Aim 1: Using the piece on the 5th K.O.S.B. Football Club, decide whether each statement agrees with it: (a) the club's home ground was Palmerston Park in Dumfries; (b) the club reached the Scottish Cup competition proper twice; (c) the club was dissolved in 1915. Answer yes or no for each, quoting the deciding words.
Aim 2: Write what comes next in the piece on the 5th K.O.S.B. Football Club, picking up after its final sentence.

5th K.O.S.B. Football Club
- Full name: 5th King's Own Scottish Borderers Football Club
- Nicknames: the Borderers, the Terriers
- Founded: 1908
- Dissolved: 1919
- Ground: Palmerston Park, Dumfries
| Home colours |

= 5th King's Own Scottish Borderers F.C. =

Former association football club in Scotland

The 5th King's Own Scottish Borderers Football Club was a football team based in Dumfries, Scotland.

==History==

The club's origin is from volunteer regiments (i.e. part-time soldiers) being raised in response to increasing unrest within Continental Europe and the British Empire in the Victorian era. 5th K.O.S.B. came out of the disbanded Maxwelltown Volunteers F.C. side, after a reorganization of volunteer regiments saw a new regiment, the 5th Battalion King's Own Scottish Borderers, formed out of battalions from Dumfriesshire and Galloway.

The club entered the Scottish Cup from 1908 to 1915. The club won its way through the qualifying rounds to the competition proper on one occasion, in 1910–11, losing at Forfar Athletic in the first round proper before a crowd of 3,000.

Given data:

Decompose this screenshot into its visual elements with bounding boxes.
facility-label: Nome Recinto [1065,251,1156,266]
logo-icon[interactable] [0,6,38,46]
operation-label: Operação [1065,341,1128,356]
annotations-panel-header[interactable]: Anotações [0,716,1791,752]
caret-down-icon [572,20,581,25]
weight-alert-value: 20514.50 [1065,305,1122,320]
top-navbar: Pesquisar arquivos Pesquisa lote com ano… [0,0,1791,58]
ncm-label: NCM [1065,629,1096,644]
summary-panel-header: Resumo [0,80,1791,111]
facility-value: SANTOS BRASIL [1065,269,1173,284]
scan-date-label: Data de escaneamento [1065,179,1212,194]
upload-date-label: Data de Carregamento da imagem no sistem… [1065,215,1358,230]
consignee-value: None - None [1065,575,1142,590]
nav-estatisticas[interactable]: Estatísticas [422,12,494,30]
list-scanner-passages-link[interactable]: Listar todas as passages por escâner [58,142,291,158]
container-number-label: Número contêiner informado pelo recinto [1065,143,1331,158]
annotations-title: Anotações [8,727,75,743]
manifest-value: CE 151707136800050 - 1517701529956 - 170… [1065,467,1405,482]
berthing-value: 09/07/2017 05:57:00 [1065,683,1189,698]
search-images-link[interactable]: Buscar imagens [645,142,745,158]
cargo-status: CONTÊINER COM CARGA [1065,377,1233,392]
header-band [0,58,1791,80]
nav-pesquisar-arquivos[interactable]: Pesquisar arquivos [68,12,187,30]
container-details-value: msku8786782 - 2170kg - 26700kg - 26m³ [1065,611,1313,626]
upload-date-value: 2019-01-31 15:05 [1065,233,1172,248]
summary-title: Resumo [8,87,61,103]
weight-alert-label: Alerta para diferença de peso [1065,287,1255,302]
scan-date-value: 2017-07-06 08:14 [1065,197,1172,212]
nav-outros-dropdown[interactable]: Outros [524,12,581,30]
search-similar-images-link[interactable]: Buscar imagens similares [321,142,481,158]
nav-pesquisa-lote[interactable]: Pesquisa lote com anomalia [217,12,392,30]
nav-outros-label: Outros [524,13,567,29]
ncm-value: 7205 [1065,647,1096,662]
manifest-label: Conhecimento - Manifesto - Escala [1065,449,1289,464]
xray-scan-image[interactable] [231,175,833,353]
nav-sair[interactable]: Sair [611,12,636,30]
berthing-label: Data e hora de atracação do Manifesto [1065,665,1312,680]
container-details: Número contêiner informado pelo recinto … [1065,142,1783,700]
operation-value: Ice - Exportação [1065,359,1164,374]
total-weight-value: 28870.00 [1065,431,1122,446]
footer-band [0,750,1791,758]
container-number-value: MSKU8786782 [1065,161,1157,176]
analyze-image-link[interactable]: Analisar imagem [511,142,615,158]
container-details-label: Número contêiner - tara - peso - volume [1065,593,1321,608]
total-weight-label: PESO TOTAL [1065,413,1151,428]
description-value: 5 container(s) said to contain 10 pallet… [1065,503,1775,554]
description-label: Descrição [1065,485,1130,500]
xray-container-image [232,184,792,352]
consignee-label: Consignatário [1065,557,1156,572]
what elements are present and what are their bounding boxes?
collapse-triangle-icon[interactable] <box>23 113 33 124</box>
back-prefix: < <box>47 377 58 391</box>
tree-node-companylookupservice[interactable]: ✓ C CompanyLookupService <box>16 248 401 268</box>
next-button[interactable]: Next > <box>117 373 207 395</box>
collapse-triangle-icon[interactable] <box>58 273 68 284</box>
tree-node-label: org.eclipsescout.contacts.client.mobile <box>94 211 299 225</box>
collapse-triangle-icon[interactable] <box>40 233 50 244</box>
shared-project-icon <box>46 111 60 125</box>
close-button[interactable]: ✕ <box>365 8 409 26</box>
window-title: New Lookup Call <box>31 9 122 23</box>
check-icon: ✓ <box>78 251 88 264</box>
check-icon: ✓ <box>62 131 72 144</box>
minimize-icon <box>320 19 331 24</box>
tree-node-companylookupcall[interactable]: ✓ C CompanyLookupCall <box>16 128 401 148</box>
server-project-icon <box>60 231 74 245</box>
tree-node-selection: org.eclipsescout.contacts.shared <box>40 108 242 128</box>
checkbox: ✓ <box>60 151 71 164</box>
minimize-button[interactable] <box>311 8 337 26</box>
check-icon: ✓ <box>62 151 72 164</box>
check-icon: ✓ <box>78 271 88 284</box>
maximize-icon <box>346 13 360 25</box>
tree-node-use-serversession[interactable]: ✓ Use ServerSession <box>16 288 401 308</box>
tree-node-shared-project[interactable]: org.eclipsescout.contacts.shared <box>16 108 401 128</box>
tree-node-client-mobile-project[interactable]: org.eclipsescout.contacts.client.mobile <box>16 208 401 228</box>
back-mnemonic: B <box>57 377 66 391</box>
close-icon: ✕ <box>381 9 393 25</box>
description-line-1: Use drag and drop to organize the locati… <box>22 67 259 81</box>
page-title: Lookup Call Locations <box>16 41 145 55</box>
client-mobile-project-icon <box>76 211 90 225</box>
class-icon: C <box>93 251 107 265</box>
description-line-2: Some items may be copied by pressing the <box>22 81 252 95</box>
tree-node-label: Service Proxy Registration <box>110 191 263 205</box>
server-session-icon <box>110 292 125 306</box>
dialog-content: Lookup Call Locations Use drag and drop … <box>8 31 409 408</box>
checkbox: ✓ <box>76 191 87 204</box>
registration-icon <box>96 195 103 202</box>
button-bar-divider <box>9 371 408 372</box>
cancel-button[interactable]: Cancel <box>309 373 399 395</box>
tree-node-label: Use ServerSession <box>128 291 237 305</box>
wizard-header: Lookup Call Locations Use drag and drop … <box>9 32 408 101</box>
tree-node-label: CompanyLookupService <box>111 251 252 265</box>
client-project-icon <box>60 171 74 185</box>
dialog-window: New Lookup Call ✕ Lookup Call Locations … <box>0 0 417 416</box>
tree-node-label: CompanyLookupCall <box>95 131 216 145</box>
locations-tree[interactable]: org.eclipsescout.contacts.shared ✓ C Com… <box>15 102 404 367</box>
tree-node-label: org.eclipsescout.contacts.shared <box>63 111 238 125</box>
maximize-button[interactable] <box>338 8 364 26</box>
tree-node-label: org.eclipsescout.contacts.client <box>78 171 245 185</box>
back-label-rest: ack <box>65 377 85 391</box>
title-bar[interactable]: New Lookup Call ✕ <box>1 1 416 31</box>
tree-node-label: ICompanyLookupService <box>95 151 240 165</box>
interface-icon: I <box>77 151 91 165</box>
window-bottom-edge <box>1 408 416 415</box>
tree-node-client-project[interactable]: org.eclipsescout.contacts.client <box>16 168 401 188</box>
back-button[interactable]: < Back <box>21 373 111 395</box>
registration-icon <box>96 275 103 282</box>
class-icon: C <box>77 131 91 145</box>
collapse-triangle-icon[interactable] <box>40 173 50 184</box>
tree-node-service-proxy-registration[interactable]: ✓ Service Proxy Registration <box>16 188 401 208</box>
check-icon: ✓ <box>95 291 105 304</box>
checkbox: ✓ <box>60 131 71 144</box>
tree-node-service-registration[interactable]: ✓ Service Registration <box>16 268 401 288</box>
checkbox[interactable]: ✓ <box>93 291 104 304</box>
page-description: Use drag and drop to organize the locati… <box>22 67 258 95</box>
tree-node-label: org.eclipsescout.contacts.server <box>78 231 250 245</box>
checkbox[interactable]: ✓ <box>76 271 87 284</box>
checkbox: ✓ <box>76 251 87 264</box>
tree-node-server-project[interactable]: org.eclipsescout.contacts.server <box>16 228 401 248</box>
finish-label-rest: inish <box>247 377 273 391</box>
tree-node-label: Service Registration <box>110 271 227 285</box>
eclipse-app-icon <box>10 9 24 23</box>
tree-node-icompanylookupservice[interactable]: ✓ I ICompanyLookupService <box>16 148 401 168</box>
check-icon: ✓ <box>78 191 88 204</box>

Exercise output 1:
(a) Yes: "Ground: Palmerston Park, Dumfries"
(b) No: "The club won its way through the qualifying rounds to the competition proper on one occasion, in 1910–11"
(c) No: "Dissolved: 1919"

Exercise output 2:
The club inherited the Maxwelltown Volunteers position in local tournaments. It took part in the Scottish Combination from 1908 to 1910 to little effect. The club's only major success was winning the Southern Counties Cup, for teams in the south-west of Scotland, in 1915, beating St Cuthbert's Wanderers F.C. 2–1 in a replay at Dumfries F.C.'s Eastfield Park, the winner being scored by Potter with ten minutes to go.

===Formation of Queen of the South===

At the outbreak of the First World War, the rival Dumfries F.C. club was in financial difficulties. One of the Dumfries directors suggested amalgamating with the 5th K.O.S.B. in order to raise crowd levels.

During the war, the 5th K.O.S.B. was given permission to change its name to Palmerston F.C., suggesting the club was looking to widen its catchment, but it does not seem to have played under this name. The merger suggestion came back to life after the war concluded. On 21 March 1919, a public meeting was held in Dumfries Town Hall, with a view to forming a single club to represent the town, perhaps with a view to applying to join the Scottish League. At the meeting, representatives of three clubs in the town - the 5th KOSB, Dumfries, and the works side of the Arrol-Johnston car factory - agreed to merge into a new club, eventually named Queen of the South F.C., and the new club's first meeting took place a week later.

==Colours==

The club played in blue shirts and white shorts.

==Ground==

The club played at Palmerston Park.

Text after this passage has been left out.